# start of SUPPLIED INFORMATION

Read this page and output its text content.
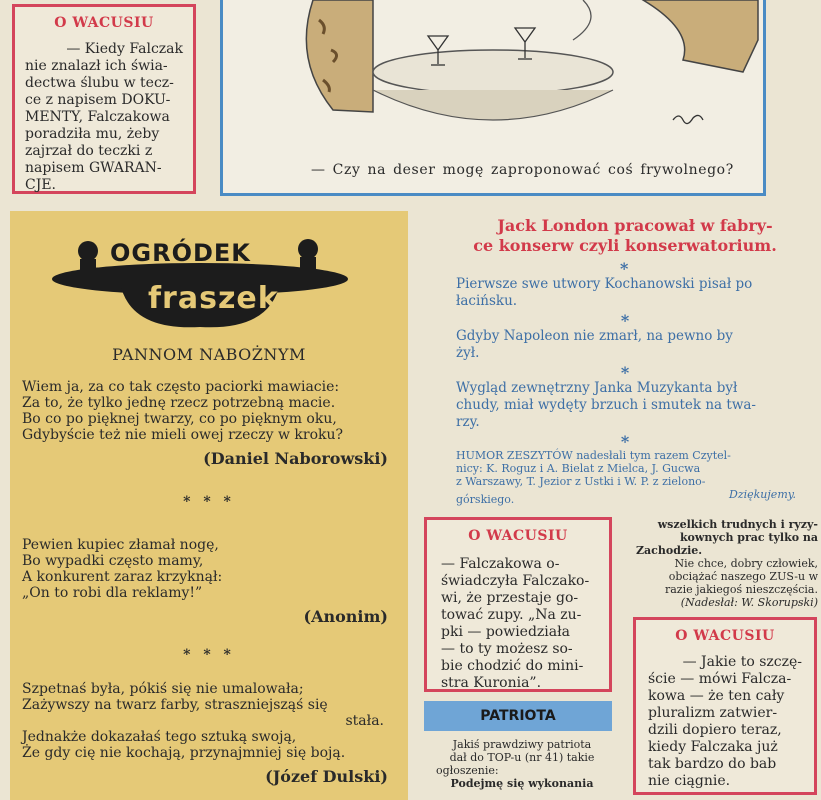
O WACUSIU
— Kiedy Falczak
nie znalazł ich świa-
dectwa ślubu w tecz-
ce z napisem DOKU-
MENTY, Falczakowa
poradziła mu, żeby
zajrzał do teczki z
napisem GWARAN-
CJE.
— Czy na deser mogę zaproponować coś frywolnego?
OGRÓDEK
fraszek
PANNOM NABOŻNYM
Wiem ja, za co tak często paciorki mawiacie:
Za to, że tylko jednę rzecz potrzebną macie.
Bo co po pięknej twarzy, co po pięknym oku,
Gdybyście też nie mieli owej rzeczy w kroku?
(Daniel Naborowski)
* * *
Pewien kupiec złamał nogę,
Bo wypadki często mamy,
A konkurent zaraz krzyknął:
„On to robi dla reklamy!”
(Anonim)
* * *
Szpetnaś była, pókiś się nie umalowała;
Zażywszy na twarz farby, straszniejsząś się
stała.
Jednakże dokazałaś tego sztuką swoją,
Że gdy cię nie kochają, przynajmniej się boją.
(Józef Dulski)
Jack London pracował w fabry-
ce konserw czyli konserwatorium.
*
Pierwsze swe utwory Kochanowski pisał po
łacińsku.
*
Gdyby Napoleon nie zmarł, na pewno by
żył.
*
Wygląd zewnętrzny Janka Muzykanta był
chudy, miał wydęty brzuch i smutek na twa-
rzy.
*
HUMOR ZESZYTÓW nadesłali tym razem Czytel-
nicy: K. Roguz i A. Bielat z Mielca, J. Gucwa
z Warszawy, T. Jezior z Ustki i W. P. z zielono-
górskiego.	Dziękujemy.
O WACUSIU
— Falczakowa o-
świadczyła Falczako-
wi, że przestaje go-
tować zupy. „Na zu-
pki — powiedziała
— to ty możesz so-
bie chodzić do mini-
stra Kuronia”.
PATRIOTA
Jakiś prawdziwy patriota
dał do TOP-u (nr 41) takie
ogłoszenie:
Podejmę się wykonania
wszelkich trudnych i ryzy-
kownych prac tylko na
Zachodzie.
Nie chce, dobry człowiek,
obciążać naszego ZUS-u w
razie jakiegoś nieszczęścia.
(Nadesłał: W. Skorupski)
O WACUSIU
— Jakie to szczę-
ście — mówi Falcza-
kowa — że ten cały
pluralizm zatwier-
dzili dopiero teraz,
kiedy Falczaka już
tak bardzo do bab
nie ciągnie.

# end of SUPPLIED INFORMATION

THE TASK — Search the lines above for the string "często", then show every one that has it.

TASK RESULT —
Wiem ja, za co tak często paciorki mawiacie:
Bo wypadki często mamy,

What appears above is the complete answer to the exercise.